▶ **Goal of the exercise**
Output every entry exactly as written.

>> BEGIN

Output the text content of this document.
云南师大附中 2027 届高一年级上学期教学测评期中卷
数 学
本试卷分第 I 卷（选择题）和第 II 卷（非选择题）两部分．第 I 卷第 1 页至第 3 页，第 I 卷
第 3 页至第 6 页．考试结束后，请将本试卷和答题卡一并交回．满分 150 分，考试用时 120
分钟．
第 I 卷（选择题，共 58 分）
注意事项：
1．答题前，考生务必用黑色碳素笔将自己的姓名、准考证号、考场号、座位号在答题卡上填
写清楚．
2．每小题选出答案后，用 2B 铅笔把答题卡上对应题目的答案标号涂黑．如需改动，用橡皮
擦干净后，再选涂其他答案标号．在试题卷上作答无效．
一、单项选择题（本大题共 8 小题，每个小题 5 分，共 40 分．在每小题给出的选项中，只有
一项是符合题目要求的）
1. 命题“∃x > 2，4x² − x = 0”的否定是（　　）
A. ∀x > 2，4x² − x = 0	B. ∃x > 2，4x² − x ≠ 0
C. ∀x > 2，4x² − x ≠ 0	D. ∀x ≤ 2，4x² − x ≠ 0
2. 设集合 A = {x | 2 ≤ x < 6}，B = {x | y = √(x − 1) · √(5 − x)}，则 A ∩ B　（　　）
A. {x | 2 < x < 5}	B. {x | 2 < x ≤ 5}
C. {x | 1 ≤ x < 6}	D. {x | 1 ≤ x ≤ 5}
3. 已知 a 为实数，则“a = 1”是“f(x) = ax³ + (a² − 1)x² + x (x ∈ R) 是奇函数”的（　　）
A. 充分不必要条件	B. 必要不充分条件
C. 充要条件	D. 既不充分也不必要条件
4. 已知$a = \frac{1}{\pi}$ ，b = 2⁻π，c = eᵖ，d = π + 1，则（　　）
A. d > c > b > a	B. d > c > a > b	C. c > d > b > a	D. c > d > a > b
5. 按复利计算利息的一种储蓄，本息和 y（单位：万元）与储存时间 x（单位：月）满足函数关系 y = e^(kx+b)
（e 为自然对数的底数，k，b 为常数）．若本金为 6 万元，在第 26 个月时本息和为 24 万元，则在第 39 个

>> END

▶ **Solution**
Output the text content of this document.
云南师大附中 2027 届高一年级上学期教学测评期中卷
数 学
本试卷分第 I 卷（选择题）和第 II 卷（非选择题）两部分．第 I 卷第 1 页至第 3 页，第 I 卷
第 3 页至第 6 页．考试结束后，请将本试卷和答题卡一并交回．满分 150 分，考试用时 120
分钟．
第 I 卷（选择题，共 58 分）
注意事项：
1．答题前，考生务必用黑色碳素笔将自己的姓名、准考证号、考场号、座位号在答题卡上填
写清楚．
2．每小题选出答案后，用 2B 铅笔把答题卡上对应题目的答案标号涂黑．如需改动，用橡皮
擦干净后，再选涂其他答案标号．在试题卷上作答无效．
一、单项选择题（本大题共 8 小题，每个小题 5 分，共 40 分．在每小题给出的选项中，只有
一项是符合题目要求的）
1. 命题“∃x > 2，4x² − x = 0”的否定是（　　）
A. ∀x > 2，4x² − x = 0	B. ∃x > 2，4x² − x ≠ 0
C. ∀x > 2，4x² − x ≠ 0	D. ∀x ≤ 2，4x² − x ≠ 0
2. 设集合 A = {x | 2 ≤ x < 6}，B = {x | y = √(x − 1) · √(5 − x)}，则 A ∩ B　（　　）
A. {x | 2 < x < 5}	B. {x | 2 < x ≤ 5}
C. {x | 1 ≤ x < 6}	D. {x | 1 ≤ x ≤ 5}
3. 已知 a 为实数，则“a = 1”是“f(x) = ax³ + (a² − 1)x² + x (x ∈ R) 是奇函数”的（　　）
A. 充分不必要条件	B. 必要不充分条件
C. 充要条件	D. 既不充分也不必要条件
4. 已知$a = \frac{1}{\pi}$ ，b = 2⁻π，c = eᵖ，d = π + 1，则（　　）
A. d > c > b > a	B. d > c > a > b	C. c > d > b > a	D. c > d > a > b
5. 按复利计算利息的一种储蓄，本息和 y（单位：万元）与储存时间 x（单位：月）满足函数关系 y = e^(kx+b)
（e 为自然对数的底数，k，b 为常数）．若本金为 6 万元，在第 26 个月时本息和为 24 万元，则在第 39 个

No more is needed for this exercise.